#### THE REQUEST
Reproduce every line of the data below verbatim, but omit the pictures from your answer.

#### Stored data
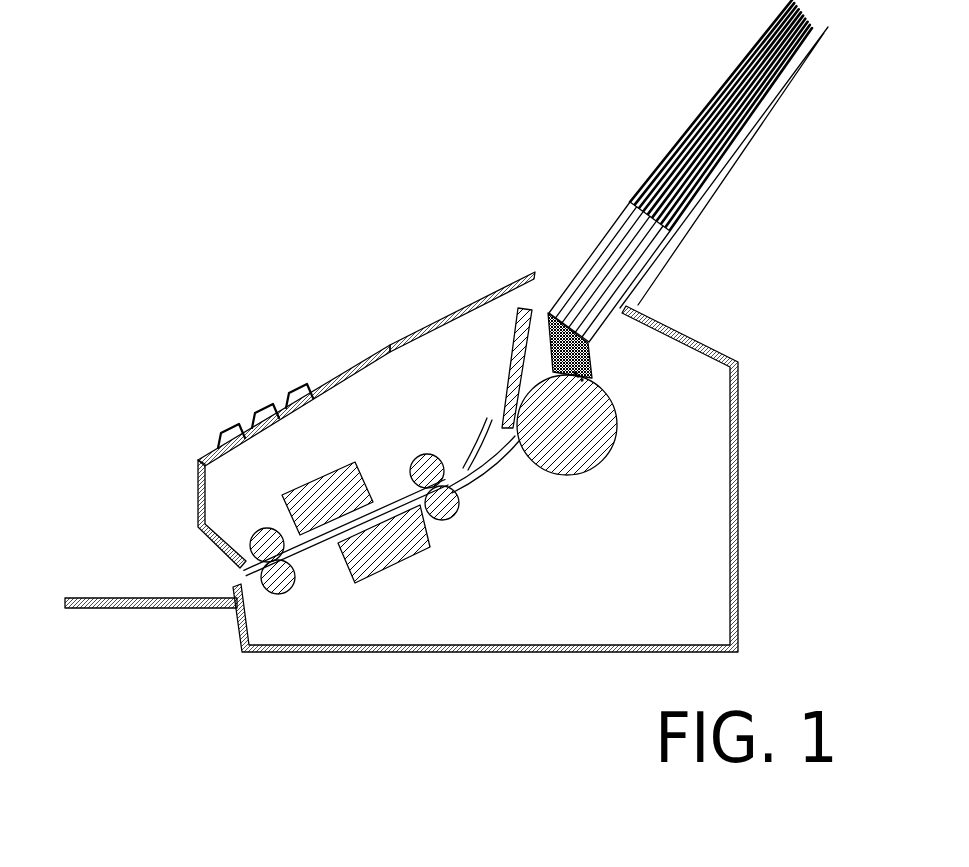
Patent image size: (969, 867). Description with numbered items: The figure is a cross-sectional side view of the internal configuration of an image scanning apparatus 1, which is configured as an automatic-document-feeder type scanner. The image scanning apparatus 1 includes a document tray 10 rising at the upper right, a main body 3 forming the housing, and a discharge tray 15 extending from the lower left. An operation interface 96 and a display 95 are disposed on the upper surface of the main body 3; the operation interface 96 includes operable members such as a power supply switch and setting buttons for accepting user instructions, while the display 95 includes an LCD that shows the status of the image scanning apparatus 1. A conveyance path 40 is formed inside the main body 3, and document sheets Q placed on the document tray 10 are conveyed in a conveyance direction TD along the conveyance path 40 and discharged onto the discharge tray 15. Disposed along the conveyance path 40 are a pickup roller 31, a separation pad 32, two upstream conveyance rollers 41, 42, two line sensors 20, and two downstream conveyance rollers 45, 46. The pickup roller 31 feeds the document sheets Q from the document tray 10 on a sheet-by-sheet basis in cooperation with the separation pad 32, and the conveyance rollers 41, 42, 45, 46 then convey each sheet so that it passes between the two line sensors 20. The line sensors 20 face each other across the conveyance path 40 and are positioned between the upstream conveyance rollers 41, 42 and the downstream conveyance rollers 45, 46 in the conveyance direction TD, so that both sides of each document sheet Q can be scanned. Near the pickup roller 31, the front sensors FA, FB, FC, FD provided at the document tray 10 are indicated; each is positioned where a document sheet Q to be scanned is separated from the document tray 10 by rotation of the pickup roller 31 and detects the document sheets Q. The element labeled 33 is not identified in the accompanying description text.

The image scanning apparatus 1 is at (360, 222).
The main body 3 is at (357, 364).
The document tray 10 is at (771, 113).
The discharge tray 15 is at (100, 606).
The line sensor 20 is at (337, 471).
The pickup roller 31 is at (592, 468).
The separation pad 32 is at (515, 365).
The sheet tray 33 is at (583, 268).
The conveyance path 40 is at (467, 460).
The upstream conveyance roller 41 is at (456, 516).
The upstream conveyance roller 42 is at (423, 453).
The downstream conveyance roller 45 is at (272, 595).
The downstream conveyance roller 46 is at (253, 533).
The display 95 is at (437, 300).
The operation interface 96 is at (244, 395).
The document sheet Q is at (648, 183).
The conveyance direction TD is at (403, 473).
The first front sensor FA is at (582, 380).
The second front sensor FB is at (578, 376).
The third front sensor FC is at (576, 373).
The fourth front sensor FD is at (575, 373).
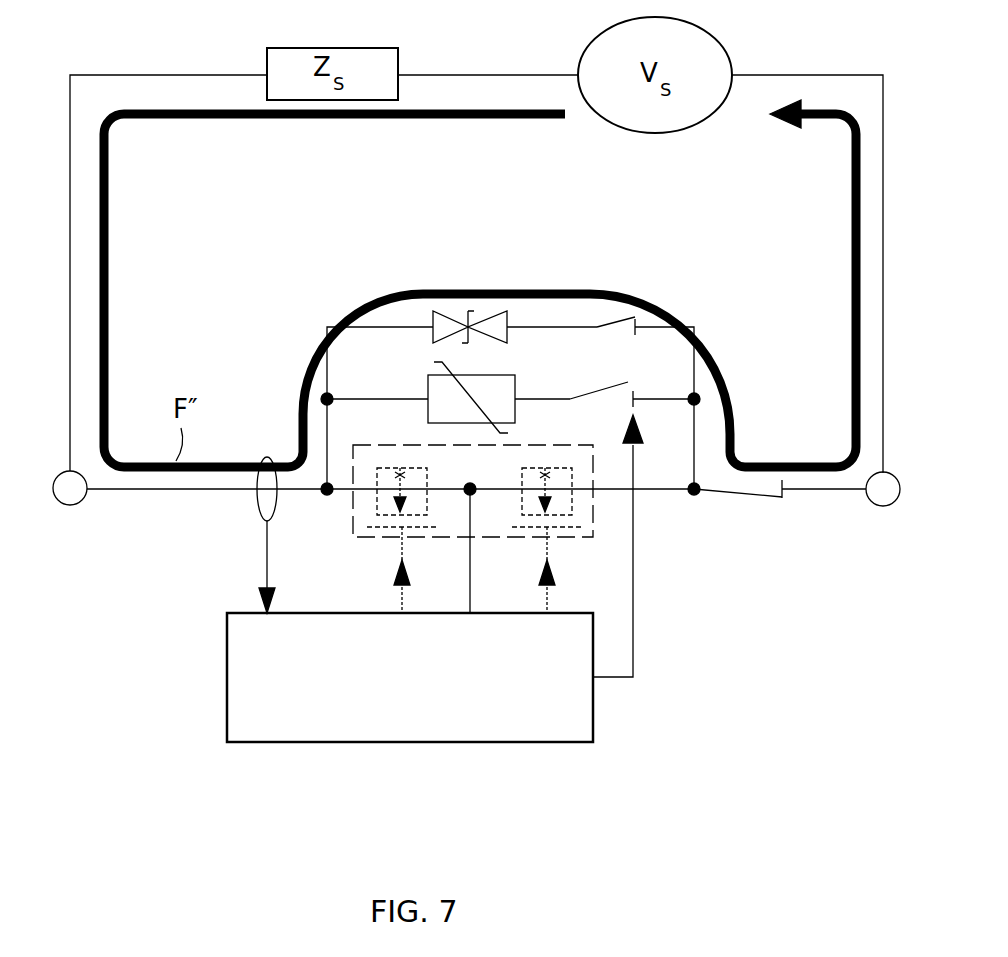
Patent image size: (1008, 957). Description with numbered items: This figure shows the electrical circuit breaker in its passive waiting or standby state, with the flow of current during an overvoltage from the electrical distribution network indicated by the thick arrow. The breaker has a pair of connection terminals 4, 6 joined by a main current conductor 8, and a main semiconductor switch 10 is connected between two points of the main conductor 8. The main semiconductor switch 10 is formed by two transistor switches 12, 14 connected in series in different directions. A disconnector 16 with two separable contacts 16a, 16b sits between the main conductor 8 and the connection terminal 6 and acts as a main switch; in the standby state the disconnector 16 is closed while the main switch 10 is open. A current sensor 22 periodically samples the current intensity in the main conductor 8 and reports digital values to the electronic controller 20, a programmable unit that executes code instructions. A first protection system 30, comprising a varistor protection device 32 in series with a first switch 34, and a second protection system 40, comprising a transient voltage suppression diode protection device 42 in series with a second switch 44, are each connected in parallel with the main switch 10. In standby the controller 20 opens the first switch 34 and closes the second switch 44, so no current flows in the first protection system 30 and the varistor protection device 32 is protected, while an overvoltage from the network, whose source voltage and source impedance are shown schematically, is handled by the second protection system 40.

The connection terminal 4 is at (60, 500).
The connection terminal 6 is at (886, 507).
The main current conductor 8 is at (135, 490).
The main semiconductor switch 10 is at (460, 529).
The transistor switch 12 is at (380, 527).
The transistor switch 14 is at (532, 528).
The disconnector 16 is at (780, 553).
The separable contact 16a is at (737, 492).
The separable contact 16b is at (788, 495).
The electronic controller 20 is at (227, 692).
The current sensor 22 is at (258, 506).
The first protection system 30 is at (537, 370).
The varistor protection device 32 is at (428, 392).
The first switch 34 is at (592, 384).
The second protection system 40 is at (346, 284).
The transient voltage suppression diode protection device 42 is at (497, 320).
The second switch 44 is at (620, 323).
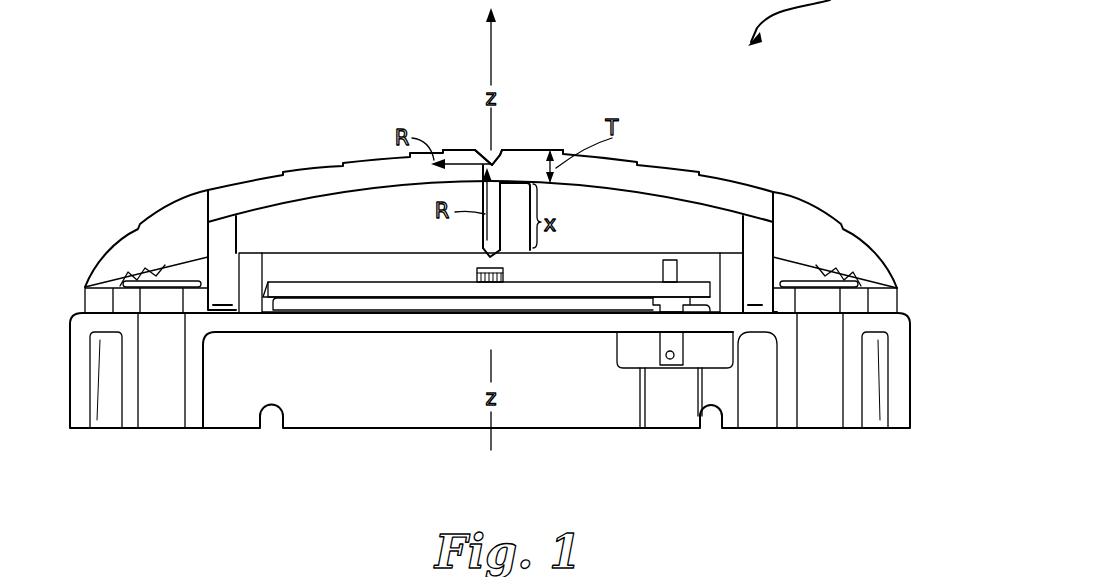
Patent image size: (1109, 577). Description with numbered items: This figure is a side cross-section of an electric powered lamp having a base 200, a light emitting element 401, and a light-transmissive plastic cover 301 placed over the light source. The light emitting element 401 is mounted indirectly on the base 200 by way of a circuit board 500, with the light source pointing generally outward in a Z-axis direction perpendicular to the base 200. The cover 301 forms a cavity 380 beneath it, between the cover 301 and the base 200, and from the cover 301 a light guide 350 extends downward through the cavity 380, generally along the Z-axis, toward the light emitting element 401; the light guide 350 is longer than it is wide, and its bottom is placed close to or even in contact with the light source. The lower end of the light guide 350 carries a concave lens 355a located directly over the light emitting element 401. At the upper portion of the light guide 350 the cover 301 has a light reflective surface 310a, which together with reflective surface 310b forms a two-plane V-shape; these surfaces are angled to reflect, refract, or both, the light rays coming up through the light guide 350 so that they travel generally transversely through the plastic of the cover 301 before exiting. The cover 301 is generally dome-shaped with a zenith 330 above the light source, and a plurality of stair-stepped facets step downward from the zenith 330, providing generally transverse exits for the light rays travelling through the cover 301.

The base 200 is at (930, 363).
The cover 301 is at (333, 170).
The light reflective surface 310a is at (502, 152).
The reflective surface 310b is at (475, 150).
The zenith 330 is at (493, 158).
The light guide 350 is at (483, 249).
The concave lens 355a is at (497, 254).
The cavity 380 is at (675, 236).
The light emitting element 401 is at (506, 278).
The circuit board 500 is at (333, 282).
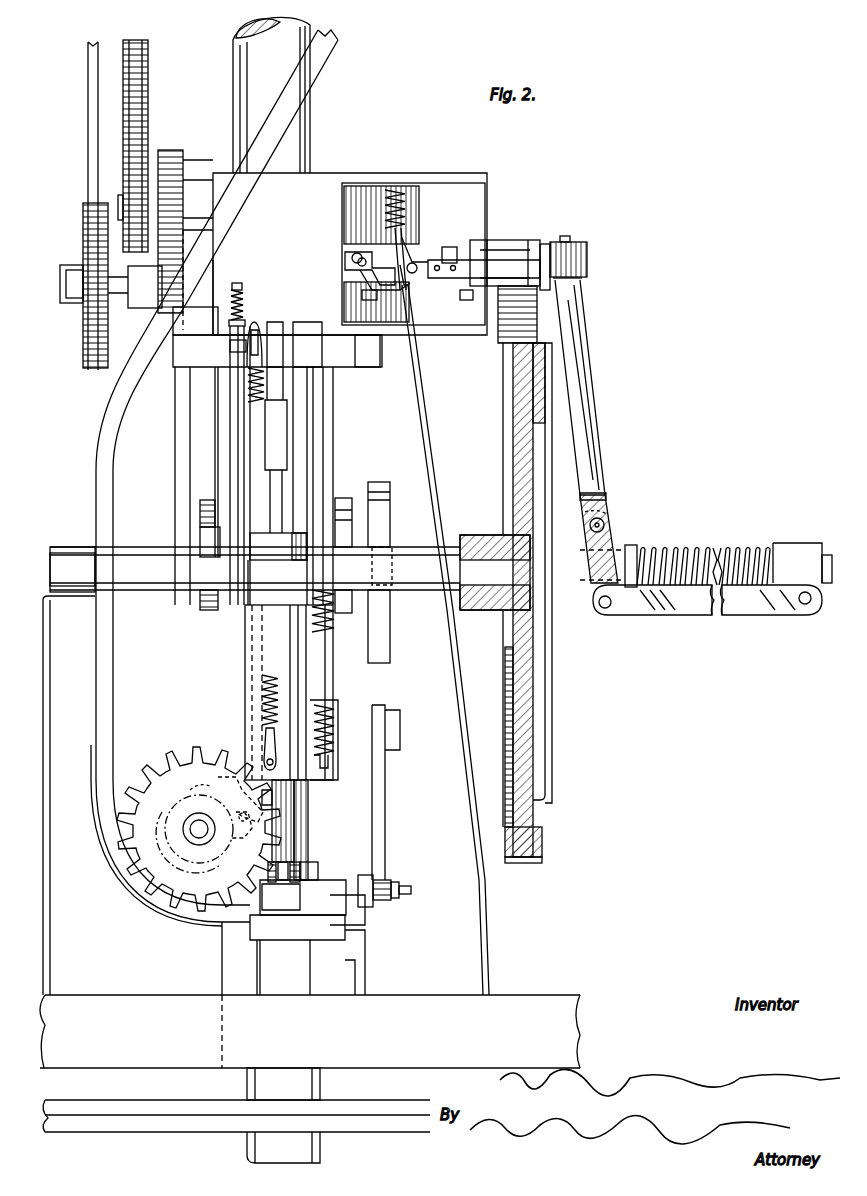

#### THE REPLY
Patent image size: (969, 867). Description with numbered items: The figure is a cross-sectional side view of the internal configuration of an image scanning apparatus 1, which is configured as an automatic-document-feeder type scanner. The image scanning apparatus 1 includes a document tray 10 rising at the upper right, a main body 3 forming the housing, and a discharge tray 15 extending from the lower left. An operation interface 96 and a display 95 are disposed on the upper surface of the main body 3; the operation interface 96 includes operable members such as a power supply switch and setting buttons for accepting user instructions, while the display 95 includes an LCD that shows the status of the image scanning apparatus 1. A conveyance path 40 is formed inside the main body 3, and document sheets Q placed on the document tray 10 are conveyed in a conveyance direction TD along the conveyance path 40 and discharged onto the discharge tray 15. Disposed along the conveyance path 40 are a pickup roller 31, a separation pad 32, two upstream conveyance rollers 41, 42, two line sensors 20, and two downstream conveyance rollers 45, 46. The pickup roller 31 feeds the document sheets Q from the document tray 10 on a sheet-by-sheet basis in cooperation with the separation pad 32, and the conveyance rollers 41, 42, 45, 46 then convey each sheet so that it passes between the two line sensors 20. The line sensors 20 face each other across the conveyance path 40 and are positioned between the upstream conveyance rollers 41, 42 and the downstream conveyance rollers 45, 46 in the conveyance direction TD, so that both sides of each document sheet Q can be scanned. Near the pickup roller 31, the front sensors FA, FB, FC, FD provided at the document tray 10 are indicated; each is positioned where a document sheet Q to be scanned is separated from the document tray 10 by rotation of the pickup roller 31 and detects the document sheets Q. The element labeled 33 is not identified in the accompanying description text.

The image scanning apparatus 1 is at (360, 222).
The main body 3 is at (357, 364).
The document tray 10 is at (771, 113).
The discharge tray 15 is at (100, 606).
The line sensor 20 is at (337, 471).
The pickup roller 31 is at (592, 468).
The separation pad 32 is at (515, 365).
The sheet tray 33 is at (583, 268).
The conveyance path 40 is at (467, 460).
The upstream conveyance roller 41 is at (456, 516).
The upstream conveyance roller 42 is at (423, 453).
The downstream conveyance roller 45 is at (272, 595).
The downstream conveyance roller 46 is at (253, 533).
The display 95 is at (437, 300).
The operation interface 96 is at (244, 395).
The document sheet Q is at (648, 183).
The conveyance direction TD is at (403, 473).
The first front sensor FA is at (582, 380).
The second front sensor FB is at (578, 376).
The third front sensor FC is at (576, 373).
The fourth front sensor FD is at (575, 373).
Patent image size: (1008, 957). Description with numbered items: This figure shows the electrical circuit breaker in its passive waiting or standby state, with the flow of current during an overvoltage from the electrical distribution network indicated by the thick arrow. The breaker has a pair of connection terminals 4, 6 joined by a main current conductor 8, and a main semiconductor switch 10 is connected between two points of the main conductor 8. The main semiconductor switch 10 is formed by two transistor switches 12, 14 connected in series in different directions. A disconnector 16 with two separable contacts 16a, 16b sits between the main conductor 8 and the connection terminal 6 and acts as a main switch; in the standby state the disconnector 16 is closed while the main switch 10 is open. A current sensor 22 periodically samples the current intensity in the main conductor 8 and reports digital values to the electronic controller 20, a programmable unit that executes code instructions. A first protection system 30, comprising a varistor protection device 32 in series with a first switch 34, and a second protection system 40, comprising a transient voltage suppression diode protection device 42 in series with a second switch 44, are each connected in parallel with the main switch 10. In standby the controller 20 opens the first switch 34 and closes the second switch 44, so no current flows in the first protection system 30 and the varistor protection device 32 is protected, while an overvoltage from the network, whose source voltage and source impedance are shown schematically, is handled by the second protection system 40.

The connection terminal 4 is at (60, 500).
The connection terminal 6 is at (886, 507).
The main current conductor 8 is at (135, 490).
The main semiconductor switch 10 is at (460, 529).
The transistor switch 12 is at (380, 527).
The transistor switch 14 is at (532, 528).
The disconnector 16 is at (780, 553).
The separable contact 16a is at (737, 492).
The separable contact 16b is at (788, 495).
The electronic controller 20 is at (227, 692).
The current sensor 22 is at (258, 506).
The first protection system 30 is at (537, 370).
The varistor protection device 32 is at (428, 392).
The first switch 34 is at (592, 384).
The second protection system 40 is at (346, 284).
The transient voltage suppression diode protection device 42 is at (497, 320).
The second switch 44 is at (620, 323).
Patent image size: (1109, 577). Description with numbered items: This figure is a side cross-section of an electric powered lamp having a base 200, a light emitting element 401, and a light-transmissive plastic cover 301 placed over the light source. The light emitting element 401 is mounted indirectly on the base 200 by way of a circuit board 500, with the light source pointing generally outward in a Z-axis direction perpendicular to the base 200. The cover 301 forms a cavity 380 beneath it, between the cover 301 and the base 200, and from the cover 301 a light guide 350 extends downward through the cavity 380, generally along the Z-axis, toward the light emitting element 401; the light guide 350 is longer than it is wide, and its bottom is placed close to or even in contact with the light source. The lower end of the light guide 350 carries a concave lens 355a located directly over the light emitting element 401. At the upper portion of the light guide 350 the cover 301 has a light reflective surface 310a, which together with reflective surface 310b forms a two-plane V-shape; these surfaces are angled to reflect, refract, or both, the light rays coming up through the light guide 350 so that they travel generally transversely through the plastic of the cover 301 before exiting. The cover 301 is generally dome-shaped with a zenith 330 above the light source, and a plurality of stair-stepped facets step downward from the zenith 330, providing generally transverse exits for the light rays travelling through the cover 301.

The base 200 is at (930, 363).
The cover 301 is at (333, 170).
The light reflective surface 310a is at (502, 152).
The reflective surface 310b is at (475, 150).
The zenith 330 is at (493, 158).
The light guide 350 is at (483, 249).
The concave lens 355a is at (497, 254).
The cavity 380 is at (675, 236).
The light emitting element 401 is at (506, 278).
The circuit board 500 is at (333, 282).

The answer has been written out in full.